[Figure data in JSON]

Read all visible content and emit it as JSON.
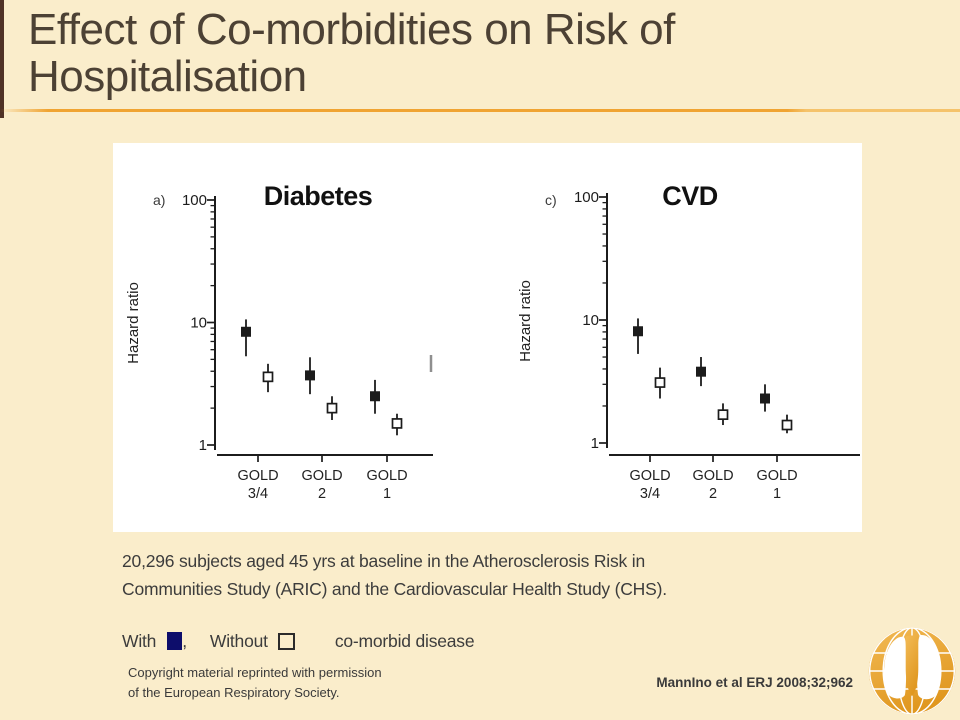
{
  "slide": {
    "title_line1": "Effect of Co-morbidities on Risk of",
    "title_line2": "Hospitalisation",
    "body_line1": "20,296 subjects aged 45 yrs at baseline in the Atherosclerosis Risk in",
    "body_line2": "Communities Study (ARIC) and the Cardiovascular Health Study (CHS).",
    "legend": {
      "with_label": "With",
      "comma": ",",
      "without_label": "Without",
      "suffix_label": "co-morbid disease"
    },
    "copyright_line1": "Copyright material reprinted with permission",
    "copyright_line2": "of the European Respiratory Society.",
    "citation": "MannIno et al ERJ 2008;32;962",
    "logo_name": "ers-globe-lungs-logo"
  },
  "colors": {
    "background_cream": "#FAEDCB",
    "title_brown": "#4C4134",
    "accent_orange": "#F0A432",
    "stripe_maroon": "#4F3226",
    "legend_navy": "#0D0D6B",
    "chart_ink": "#1C1C1C",
    "logo_orange": "#E8A22C"
  },
  "chart_data": [
    {
      "type": "scatter",
      "panel_label": "a)",
      "title": "Diabetes",
      "ylabel": "Hazard ratio",
      "yscale": "log",
      "ylim": [
        1,
        100
      ],
      "ytick_labels": [
        "1",
        "10",
        "100"
      ],
      "categories": [
        "GOLD 3/4",
        "GOLD 2",
        "GOLD 1"
      ],
      "series": [
        {
          "name": "With co-morbid disease",
          "marker": "filled-square",
          "values": [
            8.4,
            3.7,
            2.5
          ],
          "ci_low": [
            5.3,
            2.6,
            1.8
          ],
          "ci_high": [
            10.6,
            5.2,
            3.4
          ]
        },
        {
          "name": "Without co-morbid disease",
          "marker": "open-square",
          "values": [
            3.6,
            2.0,
            1.5
          ],
          "ci_low": [
            2.7,
            1.6,
            1.2
          ],
          "ci_high": [
            4.6,
            2.5,
            1.8
          ]
        }
      ]
    },
    {
      "type": "scatter",
      "panel_label": "c)",
      "title": "CVD",
      "ylabel": "Hazard ratio",
      "yscale": "log",
      "ylim": [
        1,
        100
      ],
      "ytick_labels": [
        "1",
        "10",
        "100"
      ],
      "categories": [
        "GOLD 3/4",
        "GOLD 2",
        "GOLD 1"
      ],
      "series": [
        {
          "name": "With co-morbid disease",
          "marker": "filled-square",
          "values": [
            8.1,
            3.8,
            2.3
          ],
          "ci_low": [
            5.3,
            2.9,
            1.8
          ],
          "ci_high": [
            10.3,
            5.0,
            3.0
          ]
        },
        {
          "name": "Without co-morbid disease",
          "marker": "open-square",
          "values": [
            3.1,
            1.7,
            1.4
          ],
          "ci_low": [
            2.3,
            1.4,
            1.2
          ],
          "ci_high": [
            4.1,
            2.1,
            1.7
          ]
        }
      ]
    }
  ]
}
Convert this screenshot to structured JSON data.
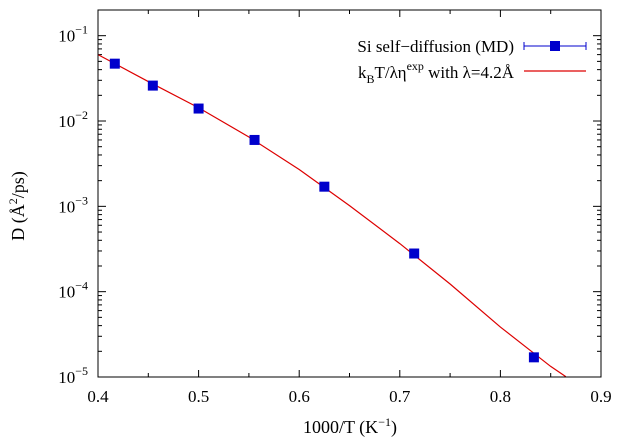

PROBLEM TO SOLVE: Return all of the entries word for word, but omit the pictures.

TASK OUTPUT:
Read all visible content and emit it as JSON.
{
  "slide": {
    "title_line1": "Effect of Co-morbidities on Risk of",
    "title_line2": "Hospitalisation",
    "body_line1": "20,296 subjects aged 45 yrs at baseline in the Atherosclerosis Risk in",
    "body_line2": "Communities Study (ARIC) and the Cardiovascular Health Study (CHS).",
    "legend": {
      "with_label": "With",
      "comma": ",",
      "without_label": "Without",
      "suffix_label": "co-morbid disease"
    },
    "copyright_line1": "Copyright material reprinted with permission",
    "copyright_line2": "of the European Respiratory Society.",
    "citation": "MannIno et al ERJ 2008;32;962",
    "logo_name": "ers-globe-lungs-logo"
  },
  "colors": {
    "background_cream": "#FAEDCB",
    "title_brown": "#4C4134",
    "accent_orange": "#F0A432",
    "stripe_maroon": "#4F3226",
    "legend_navy": "#0D0D6B",
    "chart_ink": "#1C1C1C",
    "logo_orange": "#E8A22C"
  },
  "chart_data": [
    {
      "type": "scatter",
      "panel_label": "a)",
      "title": "Diabetes",
      "ylabel": "Hazard ratio",
      "yscale": "log",
      "ylim": [
        1,
        100
      ],
      "ytick_labels": [
        "1",
        "10",
        "100"
      ],
      "categories": [
        "GOLD 3/4",
        "GOLD 2",
        "GOLD 1"
      ],
      "series": [
        {
          "name": "With co-morbid disease",
          "marker": "filled-square",
          "values": [
            8.4,
            3.7,
            2.5
          ],
          "ci_low": [
            5.3,
            2.6,
            1.8
          ],
          "ci_high": [
            10.6,
            5.2,
            3.4
          ]
        },
        {
          "name": "Without co-morbid disease",
          "marker": "open-square",
          "values": [
            3.6,
            2.0,
            1.5
          ],
          "ci_low": [
            2.7,
            1.6,
            1.2
          ],
          "ci_high": [
            4.6,
            2.5,
            1.8
          ]
        }
      ]
    },
    {
      "type": "scatter",
      "panel_label": "c)",
      "title": "CVD",
      "ylabel": "Hazard ratio",
      "yscale": "log",
      "ylim": [
        1,
        100
      ],
      "ytick_labels": [
        "1",
        "10",
        "100"
      ],
      "categories": [
        "GOLD 3/4",
        "GOLD 2",
        "GOLD 1"
      ],
      "series": [
        {
          "name": "With co-morbid disease",
          "marker": "filled-square",
          "values": [
            8.1,
            3.8,
            2.3
          ],
          "ci_low": [
            5.3,
            2.9,
            1.8
          ],
          "ci_high": [
            10.3,
            5.0,
            3.0
          ]
        },
        {
          "name": "Without co-morbid disease",
          "marker": "open-square",
          "values": [
            3.1,
            1.7,
            1.4
          ],
          "ci_low": [
            2.3,
            1.4,
            1.2
          ],
          "ci_high": [
            4.1,
            2.1,
            1.7
          ]
        }
      ]
    }
  ]
}
Convert this screenshot to structured JSON data.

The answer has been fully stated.